--- Listed entries ---
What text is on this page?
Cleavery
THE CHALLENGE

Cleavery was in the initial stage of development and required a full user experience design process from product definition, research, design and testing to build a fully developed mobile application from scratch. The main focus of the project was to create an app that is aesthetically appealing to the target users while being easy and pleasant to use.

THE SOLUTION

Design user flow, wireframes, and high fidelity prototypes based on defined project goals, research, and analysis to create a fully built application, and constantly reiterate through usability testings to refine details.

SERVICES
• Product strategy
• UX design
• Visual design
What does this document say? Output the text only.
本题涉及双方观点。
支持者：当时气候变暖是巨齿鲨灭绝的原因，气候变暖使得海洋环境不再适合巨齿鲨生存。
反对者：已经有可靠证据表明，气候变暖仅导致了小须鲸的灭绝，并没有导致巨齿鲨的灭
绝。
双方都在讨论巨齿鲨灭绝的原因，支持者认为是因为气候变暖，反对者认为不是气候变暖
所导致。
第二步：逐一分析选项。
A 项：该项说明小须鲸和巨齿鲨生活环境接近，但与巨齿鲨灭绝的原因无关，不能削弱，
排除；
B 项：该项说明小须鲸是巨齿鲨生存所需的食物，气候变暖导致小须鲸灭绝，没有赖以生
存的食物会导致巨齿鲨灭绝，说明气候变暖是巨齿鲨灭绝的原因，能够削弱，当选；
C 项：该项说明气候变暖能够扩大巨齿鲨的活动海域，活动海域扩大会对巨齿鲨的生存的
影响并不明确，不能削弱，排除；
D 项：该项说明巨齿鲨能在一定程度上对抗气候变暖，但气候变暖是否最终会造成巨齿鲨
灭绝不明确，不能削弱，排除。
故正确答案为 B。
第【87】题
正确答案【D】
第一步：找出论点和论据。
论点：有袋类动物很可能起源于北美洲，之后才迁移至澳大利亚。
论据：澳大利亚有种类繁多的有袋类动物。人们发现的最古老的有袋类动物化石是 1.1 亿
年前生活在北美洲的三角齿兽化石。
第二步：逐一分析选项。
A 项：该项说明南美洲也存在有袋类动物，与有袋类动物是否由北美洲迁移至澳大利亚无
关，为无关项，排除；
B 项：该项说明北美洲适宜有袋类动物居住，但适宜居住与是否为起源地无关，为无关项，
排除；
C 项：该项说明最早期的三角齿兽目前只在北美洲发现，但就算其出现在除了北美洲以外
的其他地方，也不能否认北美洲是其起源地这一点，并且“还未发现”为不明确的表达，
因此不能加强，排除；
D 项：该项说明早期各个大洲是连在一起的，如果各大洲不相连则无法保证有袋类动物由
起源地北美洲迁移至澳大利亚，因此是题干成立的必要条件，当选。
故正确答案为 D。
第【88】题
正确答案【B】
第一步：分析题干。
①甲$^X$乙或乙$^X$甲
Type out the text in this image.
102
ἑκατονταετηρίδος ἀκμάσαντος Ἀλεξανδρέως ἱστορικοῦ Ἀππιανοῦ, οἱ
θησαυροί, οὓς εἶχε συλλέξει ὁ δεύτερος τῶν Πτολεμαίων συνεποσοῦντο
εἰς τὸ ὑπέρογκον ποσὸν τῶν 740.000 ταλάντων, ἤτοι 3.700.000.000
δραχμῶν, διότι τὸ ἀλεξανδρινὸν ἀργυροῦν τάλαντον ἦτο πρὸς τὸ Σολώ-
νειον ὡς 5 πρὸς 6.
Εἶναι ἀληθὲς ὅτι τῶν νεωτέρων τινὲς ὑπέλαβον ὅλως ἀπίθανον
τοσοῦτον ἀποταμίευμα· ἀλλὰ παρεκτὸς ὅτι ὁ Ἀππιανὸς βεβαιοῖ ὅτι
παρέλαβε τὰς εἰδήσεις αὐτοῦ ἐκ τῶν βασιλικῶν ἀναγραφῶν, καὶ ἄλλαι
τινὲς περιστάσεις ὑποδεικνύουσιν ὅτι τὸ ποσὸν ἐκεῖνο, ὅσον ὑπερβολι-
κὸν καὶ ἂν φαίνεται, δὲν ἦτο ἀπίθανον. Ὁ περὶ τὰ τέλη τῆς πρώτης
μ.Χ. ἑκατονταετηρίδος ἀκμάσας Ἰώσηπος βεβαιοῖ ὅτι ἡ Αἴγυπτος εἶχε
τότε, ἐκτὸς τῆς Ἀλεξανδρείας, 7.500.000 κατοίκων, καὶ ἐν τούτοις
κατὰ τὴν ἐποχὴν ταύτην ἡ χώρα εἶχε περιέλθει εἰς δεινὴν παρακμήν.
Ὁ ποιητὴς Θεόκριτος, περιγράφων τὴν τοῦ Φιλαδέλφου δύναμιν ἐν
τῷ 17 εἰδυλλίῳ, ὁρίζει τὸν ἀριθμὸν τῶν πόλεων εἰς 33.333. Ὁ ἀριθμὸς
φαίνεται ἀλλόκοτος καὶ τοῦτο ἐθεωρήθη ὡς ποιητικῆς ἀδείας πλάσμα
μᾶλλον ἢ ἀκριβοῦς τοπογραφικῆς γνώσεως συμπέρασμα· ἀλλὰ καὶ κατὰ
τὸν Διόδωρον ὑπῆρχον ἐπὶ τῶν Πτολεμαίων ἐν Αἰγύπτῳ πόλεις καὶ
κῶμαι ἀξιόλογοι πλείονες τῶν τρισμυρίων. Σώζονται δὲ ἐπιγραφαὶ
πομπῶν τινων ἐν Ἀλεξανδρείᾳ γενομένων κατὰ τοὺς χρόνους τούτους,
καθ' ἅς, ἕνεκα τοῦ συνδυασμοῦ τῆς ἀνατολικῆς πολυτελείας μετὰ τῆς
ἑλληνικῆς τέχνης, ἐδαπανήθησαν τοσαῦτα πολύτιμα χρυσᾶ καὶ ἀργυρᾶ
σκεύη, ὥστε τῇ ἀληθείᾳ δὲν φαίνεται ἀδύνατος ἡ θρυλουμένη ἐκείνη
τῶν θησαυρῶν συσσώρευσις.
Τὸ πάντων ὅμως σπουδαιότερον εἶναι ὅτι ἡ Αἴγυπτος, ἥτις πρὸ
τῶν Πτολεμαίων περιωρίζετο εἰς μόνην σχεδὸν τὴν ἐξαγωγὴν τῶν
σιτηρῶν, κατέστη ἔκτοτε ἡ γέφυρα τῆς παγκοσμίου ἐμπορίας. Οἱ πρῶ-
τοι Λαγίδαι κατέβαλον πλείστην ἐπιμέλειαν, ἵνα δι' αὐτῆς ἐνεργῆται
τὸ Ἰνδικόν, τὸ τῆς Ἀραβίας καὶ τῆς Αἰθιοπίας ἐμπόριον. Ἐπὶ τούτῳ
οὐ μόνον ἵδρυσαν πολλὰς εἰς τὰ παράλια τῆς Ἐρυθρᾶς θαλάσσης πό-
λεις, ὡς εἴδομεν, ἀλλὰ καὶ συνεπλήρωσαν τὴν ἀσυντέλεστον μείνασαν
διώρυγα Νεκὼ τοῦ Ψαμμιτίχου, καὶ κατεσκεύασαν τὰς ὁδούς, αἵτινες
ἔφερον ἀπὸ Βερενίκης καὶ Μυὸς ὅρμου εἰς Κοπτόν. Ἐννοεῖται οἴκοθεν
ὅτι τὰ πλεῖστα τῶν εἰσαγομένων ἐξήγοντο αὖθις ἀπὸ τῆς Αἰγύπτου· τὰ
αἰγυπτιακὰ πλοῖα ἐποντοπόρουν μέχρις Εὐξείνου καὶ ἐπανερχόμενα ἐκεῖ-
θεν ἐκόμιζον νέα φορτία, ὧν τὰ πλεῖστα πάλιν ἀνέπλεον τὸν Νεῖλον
---
Exactly as written, please output every entry.

What text is on this page?
Cleavery
THE CHALLENGE

Cleavery was in the initial stage of development and required a full user experience design process from product definition, research, design and testing to build a fully developed mobile application from scratch. The main focus of the project was to create an app that is aesthetically appealing to the target users while being easy and pleasant to use.

THE SOLUTION

Design user flow, wireframes, and high fidelity prototypes based on defined project goals, research, and analysis to create a fully built application, and constantly reiterate through usability testings to refine details.

SERVICES
• Product strategy
• UX design
• Visual design
What does this document say? Output the text only.
本题涉及双方观点。
支持者：当时气候变暖是巨齿鲨灭绝的原因，气候变暖使得海洋环境不再适合巨齿鲨生存。
反对者：已经有可靠证据表明，气候变暖仅导致了小须鲸的灭绝，并没有导致巨齿鲨的灭
绝。
双方都在讨论巨齿鲨灭绝的原因，支持者认为是因为气候变暖，反对者认为不是气候变暖
所导致。
第二步：逐一分析选项。
A 项：该项说明小须鲸和巨齿鲨生活环境接近，但与巨齿鲨灭绝的原因无关，不能削弱，
排除；
B 项：该项说明小须鲸是巨齿鲨生存所需的食物，气候变暖导致小须鲸灭绝，没有赖以生
存的食物会导致巨齿鲨灭绝，说明气候变暖是巨齿鲨灭绝的原因，能够削弱，当选；
C 项：该项说明气候变暖能够扩大巨齿鲨的活动海域，活动海域扩大会对巨齿鲨的生存的
影响并不明确，不能削弱，排除；
D 项：该项说明巨齿鲨能在一定程度上对抗气候变暖，但气候变暖是否最终会造成巨齿鲨
灭绝不明确，不能削弱，排除。
故正确答案为 B。
第【87】题
正确答案【D】
第一步：找出论点和论据。
论点：有袋类动物很可能起源于北美洲，之后才迁移至澳大利亚。
论据：澳大利亚有种类繁多的有袋类动物。人们发现的最古老的有袋类动物化石是 1.1 亿
年前生活在北美洲的三角齿兽化石。
第二步：逐一分析选项。
A 项：该项说明南美洲也存在有袋类动物，与有袋类动物是否由北美洲迁移至澳大利亚无
关，为无关项，排除；
B 项：该项说明北美洲适宜有袋类动物居住，但适宜居住与是否为起源地无关，为无关项，
排除；
C 项：该项说明最早期的三角齿兽目前只在北美洲发现，但就算其出现在除了北美洲以外
的其他地方，也不能否认北美洲是其起源地这一点，并且“还未发现”为不明确的表达，
因此不能加强，排除；
D 项：该项说明早期各个大洲是连在一起的，如果各大洲不相连则无法保证有袋类动物由
起源地北美洲迁移至澳大利亚，因此是题干成立的必要条件，当选。
故正确答案为 D。
第【88】题
正确答案【B】
第一步：分析题干。
①甲$^X$乙或乙$^X$甲
Type out the text in this image.
102
ἑκατονταετηρίδος ἀκμάσαντος Ἀλεξανδρέως ἱστορικοῦ Ἀππιανοῦ, οἱ
θησαυροί, οὓς εἶχε συλλέξει ὁ δεύτερος τῶν Πτολεμαίων συνεποσοῦντο
εἰς τὸ ὑπέρογκον ποσὸν τῶν 740.000 ταλάντων, ἤτοι 3.700.000.000
δραχμῶν, διότι τὸ ἀλεξανδρινὸν ἀργυροῦν τάλαντον ἦτο πρὸς τὸ Σολώ-
νειον ὡς 5 πρὸς 6.
Εἶναι ἀληθὲς ὅτι τῶν νεωτέρων τινὲς ὑπέλαβον ὅλως ἀπίθανον
τοσοῦτον ἀποταμίευμα· ἀλλὰ παρεκτὸς ὅτι ὁ Ἀππιανὸς βεβαιοῖ ὅτι
παρέλαβε τὰς εἰδήσεις αὐτοῦ ἐκ τῶν βασιλικῶν ἀναγραφῶν, καὶ ἄλλαι
τινὲς περιστάσεις ὑποδεικνύουσιν ὅτι τὸ ποσὸν ἐκεῖνο, ὅσον ὑπερβολι-
κὸν καὶ ἂν φαίνεται, δὲν ἦτο ἀπίθανον. Ὁ περὶ τὰ τέλη τῆς πρώτης
μ.Χ. ἑκατονταετηρίδος ἀκμάσας Ἰώσηπος βεβαιοῖ ὅτι ἡ Αἴγυπτος εἶχε
τότε, ἐκτὸς τῆς Ἀλεξανδρείας, 7.500.000 κατοίκων, καὶ ἐν τούτοις
κατὰ τὴν ἐποχὴν ταύτην ἡ χώρα εἶχε περιέλθει εἰς δεινὴν παρακμήν.
Ὁ ποιητὴς Θεόκριτος, περιγράφων τὴν τοῦ Φιλαδέλφου δύναμιν ἐν
τῷ 17 εἰδυλλίῳ, ὁρίζει τὸν ἀριθμὸν τῶν πόλεων εἰς 33.333. Ὁ ἀριθμὸς
φαίνεται ἀλλόκοτος καὶ τοῦτο ἐθεωρήθη ὡς ποιητικῆς ἀδείας πλάσμα
μᾶλλον ἢ ἀκριβοῦς τοπογραφικῆς γνώσεως συμπέρασμα· ἀλλὰ καὶ κατὰ
τὸν Διόδωρον ὑπῆρχον ἐπὶ τῶν Πτολεμαίων ἐν Αἰγύπτῳ πόλεις καὶ
κῶμαι ἀξιόλογοι πλείονες τῶν τρισμυρίων. Σώζονται δὲ ἐπιγραφαὶ
πομπῶν τινων ἐν Ἀλεξανδρείᾳ γενομένων κατὰ τοὺς χρόνους τούτους,
καθ' ἅς, ἕνεκα τοῦ συνδυασμοῦ τῆς ἀνατολικῆς πολυτελείας μετὰ τῆς
ἑλληνικῆς τέχνης, ἐδαπανήθησαν τοσαῦτα πολύτιμα χρυσᾶ καὶ ἀργυρᾶ
σκεύη, ὥστε τῇ ἀληθείᾳ δὲν φαίνεται ἀδύνατος ἡ θρυλουμένη ἐκείνη
τῶν θησαυρῶν συσσώρευσις.
Τὸ πάντων ὅμως σπουδαιότερον εἶναι ὅτι ἡ Αἴγυπτος, ἥτις πρὸ
τῶν Πτολεμαίων περιωρίζετο εἰς μόνην σχεδὸν τὴν ἐξαγωγὴν τῶν
σιτηρῶν, κατέστη ἔκτοτε ἡ γέφυρα τῆς παγκοσμίου ἐμπορίας. Οἱ πρῶ-
τοι Λαγίδαι κατέβαλον πλείστην ἐπιμέλειαν, ἵνα δι' αὐτῆς ἐνεργῆται
τὸ Ἰνδικόν, τὸ τῆς Ἀραβίας καὶ τῆς Αἰθιοπίας ἐμπόριον. Ἐπὶ τούτῳ
οὐ μόνον ἵδρυσαν πολλὰς εἰς τὰ παράλια τῆς Ἐρυθρᾶς θαλάσσης πό-
λεις, ὡς εἴδομεν, ἀλλὰ καὶ συνεπλήρωσαν τὴν ἀσυντέλεστον μείνασαν
διώρυγα Νεκὼ τοῦ Ψαμμιτίχου, καὶ κατεσκεύασαν τὰς ὁδούς, αἵτινες
ἔφερον ἀπὸ Βερενίκης καὶ Μυὸς ὅρμου εἰς Κοπτόν. Ἐννοεῖται οἴκοθεν
ὅτι τὰ πλεῖστα τῶν εἰσαγομένων ἐξήγοντο αὖθις ἀπὸ τῆς Αἰγύπτου· τὰ
αἰγυπτιακὰ πλοῖα ἐποντοπόρουν μέχρις Εὐξείνου καὶ ἐπανερχόμενα ἐκεῖ-
θεν ἐκόμιζον νέα φορτία, ὧν τὰ πλεῖστα πάλιν ἀνέπλεον τὸν Νεῖλον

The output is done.